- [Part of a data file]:

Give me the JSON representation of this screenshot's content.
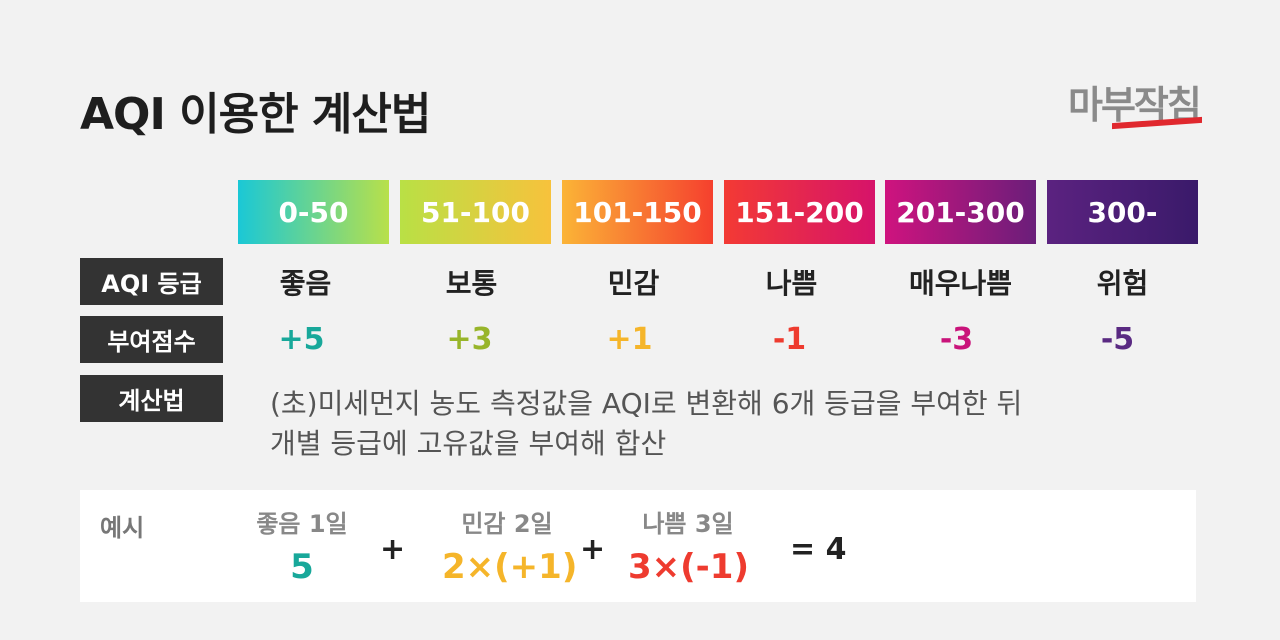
{
  "title": "AQI 이용한 계산법",
  "logo": "마부작침",
  "ranges": [
    {
      "label": "0-50",
      "color_from": "#1ac8d6",
      "color_to": "#b8e04a"
    },
    {
      "label": "51-100",
      "color_from": "#b9e045",
      "color_to": "#f7c23c"
    },
    {
      "label": "101-150",
      "color_from": "#fbb437",
      "color_to": "#f5402e"
    },
    {
      "label": "151-200",
      "color_from": "#f33a34",
      "color_to": "#d6136a"
    },
    {
      "label": "201-300",
      "color_from": "#cf137e",
      "color_to": "#6a1e7a"
    },
    {
      "label": "300-",
      "color_from": "#5b2280",
      "color_to": "#3a1a6a"
    }
  ],
  "labels": {
    "grade": "AQI 등급",
    "score": "부여점수",
    "method": "계산법"
  },
  "grades": [
    "좋음",
    "보통",
    "민감",
    "나쁨",
    "매우나쁨",
    "위험"
  ],
  "scores": [
    {
      "value": "+5",
      "color": "#18a89a"
    },
    {
      "value": "+3",
      "color": "#98b52a"
    },
    {
      "value": "+1",
      "color": "#f5b52a"
    },
    {
      "value": "-1",
      "color": "#ee3b2f"
    },
    {
      "value": "-3",
      "color": "#c9137a"
    },
    {
      "value": "-5",
      "color": "#5a2a82"
    }
  ],
  "method_lines": [
    "(초)미세먼지 농도 측정값을 AQI로 변환해 6개 등급을 부여한 뒤",
    "개별 등급에 고유값을 부여해 합산"
  ],
  "example": {
    "label": "예시",
    "items": [
      {
        "caption": "좋음 1일",
        "value": "5",
        "color": "#18a89a"
      },
      {
        "caption": "민감 2일",
        "value": "2×(+1)",
        "color": "#f5b52a"
      },
      {
        "caption": "나쁨 3일",
        "value": "3×(-1)",
        "color": "#ee3b2f"
      }
    ],
    "plus": "+",
    "result": "= 4"
  }
}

- [GIVEN REQUEST]:
Find the lines containing "value" and list every one of them.

- [EXPECTED ANSWER]:
      "value": "+5",
      "value": "+3",
      "value": "+1",
      "value": "-1",
      "value": "-3",
      "value": "-5",
        "value": "5",
        "value": "2×(+1)",
        "value": "3×(-1)",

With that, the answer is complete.